> **Texto de origem**
○ ○ ○ ○

FONTE: OBSERVADOR
Por: Braima Mané
Convido o leitor a imaginar, por alguns instantes, um homem de negócios sem escrúpulos que prospera com a comercialização de madeira e derivados, abatendo árvores que não plantou. Um certo dia, ele decide propor aos aldeões, já órfãos da sua floresta secular, um simpósio para debater a protecção da mesma. O leitor não levaria a sério essa iniciativa, pois não?
Agora apresento-lhe um Presidente da República que utiliza avião fretado a preço de ouro para viajar pelo mundo, quase uma vez por semana, tudo à custa do raquítico erário público e, em setembro de cada ano, vai à tribuna da ONU apregoar versículos ecológicos. Esse mesmo chefe de Estado que, no país onde foi democraticamente eleito, a Guiné-Bissau, assaltou e neutralizou os outros órgãos de soberania e o seu regime de terror ataca, espanca e aprisiona arbitrariamente cidadãos indefesos e à revelia de despachos emitidos pelos tribunais. Esse mesmo regime organizou em Bissau, entre os dias 27 e 29 de maio de 2024, uma conferência internacional sob o tema “A justiça e os desafios contemporâneos”, com alto patrocínio dos organismos do sistema das Nações Unidas.

○ ○ ○ ○

> **Registos extraídos**
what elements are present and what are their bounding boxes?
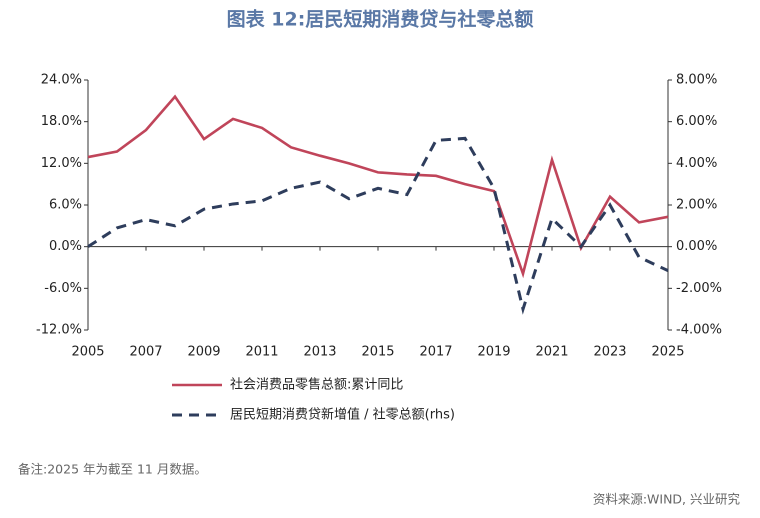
y-tick-label: -12.0%	[36, 323, 82, 338]
y-tick-label: 0.0%	[49, 239, 82, 254]
y2-tick-label: 2.00%	[676, 198, 717, 213]
y2-tick-label: -4.00%	[676, 323, 722, 338]
note: 备注:2025 年为截至 11 月数据。	[18, 462, 207, 477]
x-tick-label: 2019	[477, 345, 510, 360]
x-tick-label: 2013	[303, 345, 336, 360]
y-tick-label: -6.0%	[44, 281, 82, 296]
y2-tick-label: 8.00%	[676, 73, 717, 88]
y2-tick-label: 0.00%	[676, 239, 717, 254]
x-tick-label: 2005	[71, 345, 104, 360]
y-tick-label: 12.0%	[41, 156, 82, 171]
x-tick-label: 2009	[187, 345, 220, 360]
y2-tick-label: 6.00%	[676, 114, 717, 129]
legend-label: 居民短期消费贷新增值 / 社零总额(rhs)	[230, 407, 455, 423]
x-tick-label: 2025	[651, 345, 684, 360]
x-tick-label: 2015	[361, 345, 394, 360]
chart-title: 图表 12:居民短期消费贷与社零总额	[227, 8, 534, 31]
y-tick-label: 24.0%	[41, 73, 82, 88]
y-tick-label: 6.0%	[49, 198, 82, 213]
legend-label: 社会消费品零售总额:累计同比	[230, 377, 403, 393]
series-line	[87, 136, 669, 315]
series-line	[87, 94, 669, 279]
y-tick-label: 18.0%	[41, 114, 82, 129]
y2-tick-label: 4.00%	[676, 156, 717, 171]
x-tick-label: 2023	[593, 345, 626, 360]
x-tick-label: 2007	[129, 345, 162, 360]
x-tick-label: 2011	[245, 345, 278, 360]
y2-tick-label: -2.00%	[676, 281, 722, 296]
x-tick-label: 2021	[535, 345, 568, 360]
x-tick-label: 2017	[419, 345, 452, 360]
source: 资料来源:WIND, 兴业研究	[593, 492, 741, 507]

○ ○ ○ ○

> **Em que consiste**
Pode reproduzir a passagem do artigo entre "FONTE: OBSERVADOR" e "iniciativa, pois não?", inclusive, atualizada com "fórum" no lugar de "simpósio"?

> **Resolução da tarefa**
FONTE: OBSERVADOR
Por: Braima Mané
Convido o leitor a imaginar, por alguns instantes, um homem de negócios sem escrúpulos que prospera com a comercialização de madeira e derivados, abatendo árvores que não plantou. Um certo dia, ele decide propor aos aldeões, já órfãos da sua floresta secular, um fórum para debater a protecção da mesma. O leitor não levaria a sério essa iniciativa, pois não?